- **Aim**: Copy out all lines carrying the word "walk".

- **Records supplied**:
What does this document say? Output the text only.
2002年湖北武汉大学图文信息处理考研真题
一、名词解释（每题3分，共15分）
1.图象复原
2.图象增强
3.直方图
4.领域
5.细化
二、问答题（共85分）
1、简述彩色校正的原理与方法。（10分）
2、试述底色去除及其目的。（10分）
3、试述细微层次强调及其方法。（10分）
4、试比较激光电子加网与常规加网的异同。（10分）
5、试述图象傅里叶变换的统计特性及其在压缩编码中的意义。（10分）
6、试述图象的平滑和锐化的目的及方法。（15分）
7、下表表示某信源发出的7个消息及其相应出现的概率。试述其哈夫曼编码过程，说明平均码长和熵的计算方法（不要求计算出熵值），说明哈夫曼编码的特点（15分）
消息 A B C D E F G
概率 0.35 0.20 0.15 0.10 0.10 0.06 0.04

--

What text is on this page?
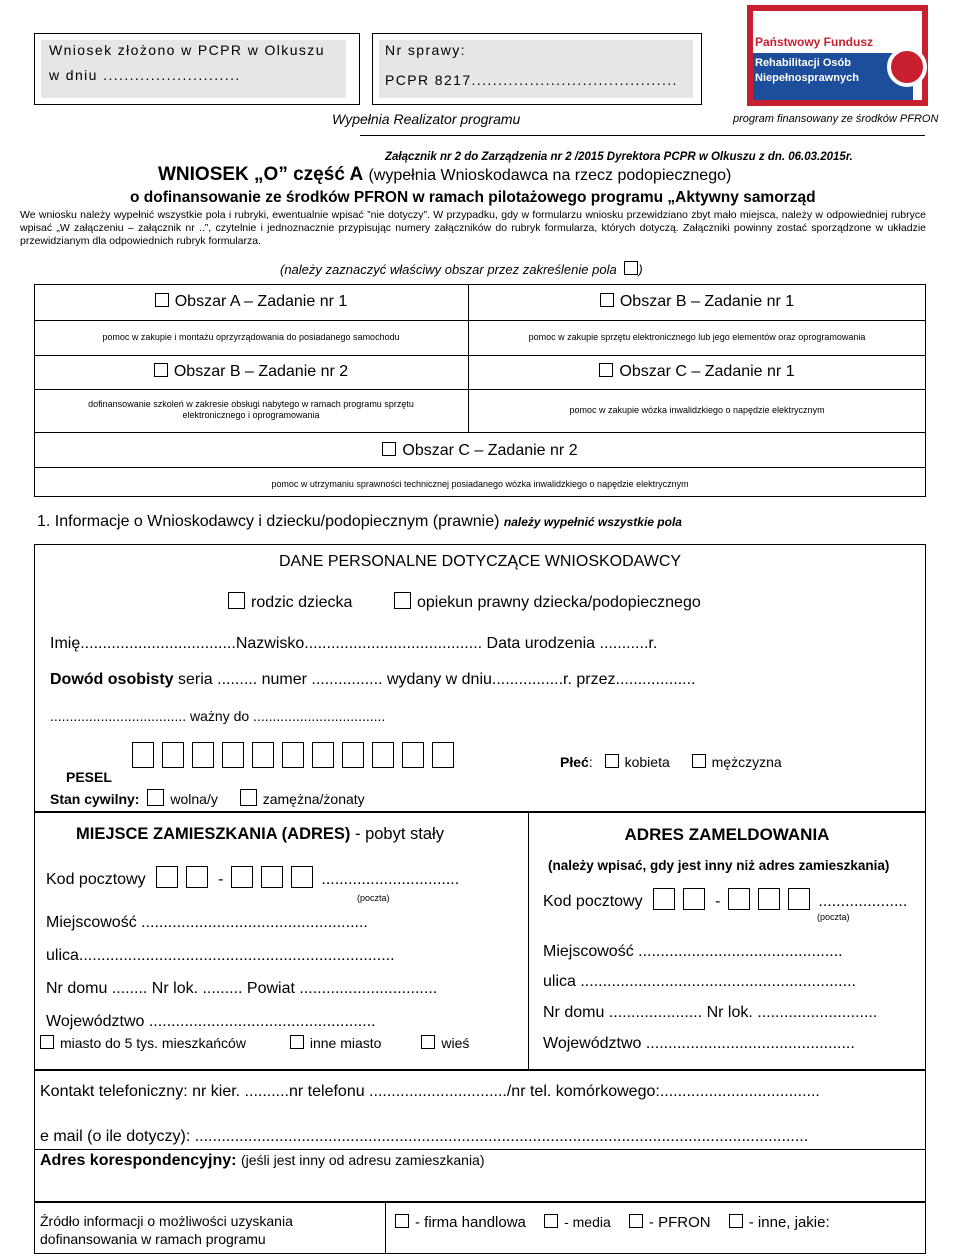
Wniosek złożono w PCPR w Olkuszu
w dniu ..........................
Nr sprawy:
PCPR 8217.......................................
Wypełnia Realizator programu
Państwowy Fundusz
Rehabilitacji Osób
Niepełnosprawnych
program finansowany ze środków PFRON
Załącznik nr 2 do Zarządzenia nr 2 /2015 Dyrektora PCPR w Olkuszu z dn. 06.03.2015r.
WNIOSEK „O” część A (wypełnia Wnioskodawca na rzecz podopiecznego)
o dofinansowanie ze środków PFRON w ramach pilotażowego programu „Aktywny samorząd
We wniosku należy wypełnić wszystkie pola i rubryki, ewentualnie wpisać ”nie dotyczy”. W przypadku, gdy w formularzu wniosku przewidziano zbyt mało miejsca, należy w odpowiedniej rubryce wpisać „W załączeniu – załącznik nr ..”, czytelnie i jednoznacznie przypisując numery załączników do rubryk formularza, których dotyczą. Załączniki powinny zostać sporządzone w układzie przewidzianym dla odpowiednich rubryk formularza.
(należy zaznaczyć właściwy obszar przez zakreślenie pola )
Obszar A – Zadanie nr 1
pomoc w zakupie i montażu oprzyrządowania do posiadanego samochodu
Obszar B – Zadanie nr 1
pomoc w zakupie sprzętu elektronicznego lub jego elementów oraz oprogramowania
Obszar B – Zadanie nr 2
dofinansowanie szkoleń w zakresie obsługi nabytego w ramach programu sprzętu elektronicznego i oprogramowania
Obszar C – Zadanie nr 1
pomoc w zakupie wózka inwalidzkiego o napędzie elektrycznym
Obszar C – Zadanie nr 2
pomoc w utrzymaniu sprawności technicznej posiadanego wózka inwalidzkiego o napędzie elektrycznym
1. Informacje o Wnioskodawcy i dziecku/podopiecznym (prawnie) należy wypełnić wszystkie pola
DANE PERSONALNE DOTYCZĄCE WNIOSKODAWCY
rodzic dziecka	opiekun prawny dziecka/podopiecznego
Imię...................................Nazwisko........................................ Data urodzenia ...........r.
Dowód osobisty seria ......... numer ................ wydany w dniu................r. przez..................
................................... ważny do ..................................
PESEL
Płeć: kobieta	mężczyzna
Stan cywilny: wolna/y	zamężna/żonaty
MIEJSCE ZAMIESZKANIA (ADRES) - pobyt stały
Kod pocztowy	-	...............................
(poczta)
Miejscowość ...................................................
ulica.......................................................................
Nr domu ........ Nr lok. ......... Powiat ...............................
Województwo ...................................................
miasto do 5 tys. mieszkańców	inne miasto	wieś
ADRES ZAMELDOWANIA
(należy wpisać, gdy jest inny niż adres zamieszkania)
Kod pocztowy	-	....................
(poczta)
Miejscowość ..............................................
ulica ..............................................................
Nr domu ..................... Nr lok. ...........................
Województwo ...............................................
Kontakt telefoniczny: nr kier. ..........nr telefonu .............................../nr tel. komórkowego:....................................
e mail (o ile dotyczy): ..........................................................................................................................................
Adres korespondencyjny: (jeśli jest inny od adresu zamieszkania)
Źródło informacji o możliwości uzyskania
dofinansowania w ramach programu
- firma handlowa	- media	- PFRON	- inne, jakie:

---

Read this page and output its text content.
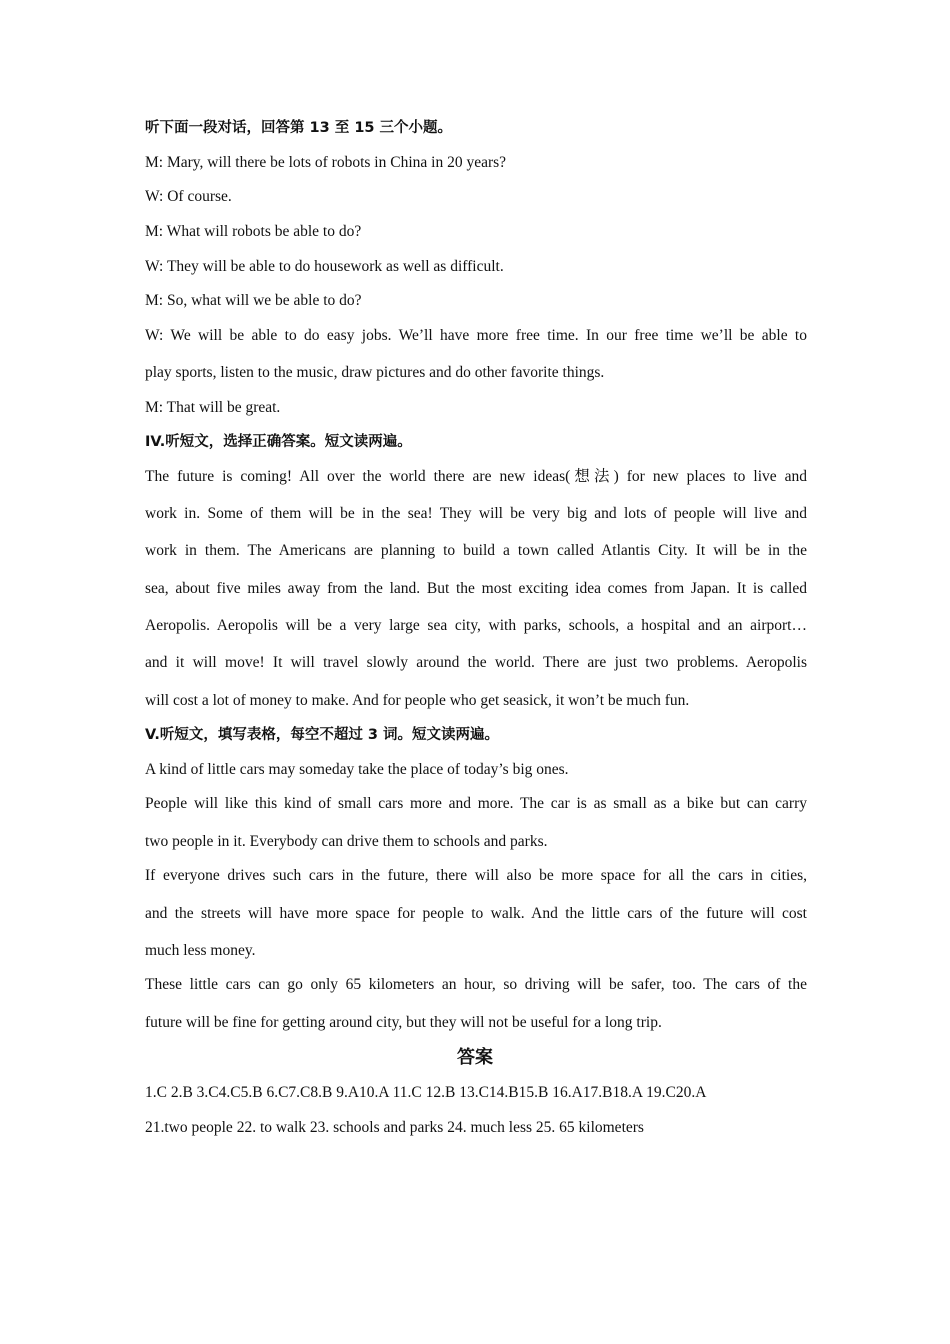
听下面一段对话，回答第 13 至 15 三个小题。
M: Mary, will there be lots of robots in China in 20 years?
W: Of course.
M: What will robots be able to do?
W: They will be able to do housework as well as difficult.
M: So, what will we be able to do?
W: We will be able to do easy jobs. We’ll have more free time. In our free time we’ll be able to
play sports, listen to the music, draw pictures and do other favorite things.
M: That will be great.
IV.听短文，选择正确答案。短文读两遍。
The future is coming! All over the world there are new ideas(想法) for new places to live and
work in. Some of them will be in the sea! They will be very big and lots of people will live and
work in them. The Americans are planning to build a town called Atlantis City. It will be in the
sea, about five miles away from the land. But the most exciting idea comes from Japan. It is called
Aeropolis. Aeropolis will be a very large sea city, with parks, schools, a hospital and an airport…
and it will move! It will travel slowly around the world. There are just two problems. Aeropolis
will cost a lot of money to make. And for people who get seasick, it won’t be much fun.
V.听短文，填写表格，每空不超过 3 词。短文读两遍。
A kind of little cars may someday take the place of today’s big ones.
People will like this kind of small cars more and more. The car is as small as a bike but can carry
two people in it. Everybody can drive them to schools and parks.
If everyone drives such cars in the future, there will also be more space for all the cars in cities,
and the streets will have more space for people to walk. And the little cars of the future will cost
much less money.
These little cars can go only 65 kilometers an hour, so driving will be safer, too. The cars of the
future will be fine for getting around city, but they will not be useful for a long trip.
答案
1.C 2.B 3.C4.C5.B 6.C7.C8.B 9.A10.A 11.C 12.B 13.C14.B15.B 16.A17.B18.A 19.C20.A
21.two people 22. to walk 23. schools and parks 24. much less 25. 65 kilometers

- **Answer for this exercise**:
and the streets will have more space for people to walk. And the little cars of the future will cost
21.two people 22. to walk 23. schools and parks 24. much less 25. 65 kilometers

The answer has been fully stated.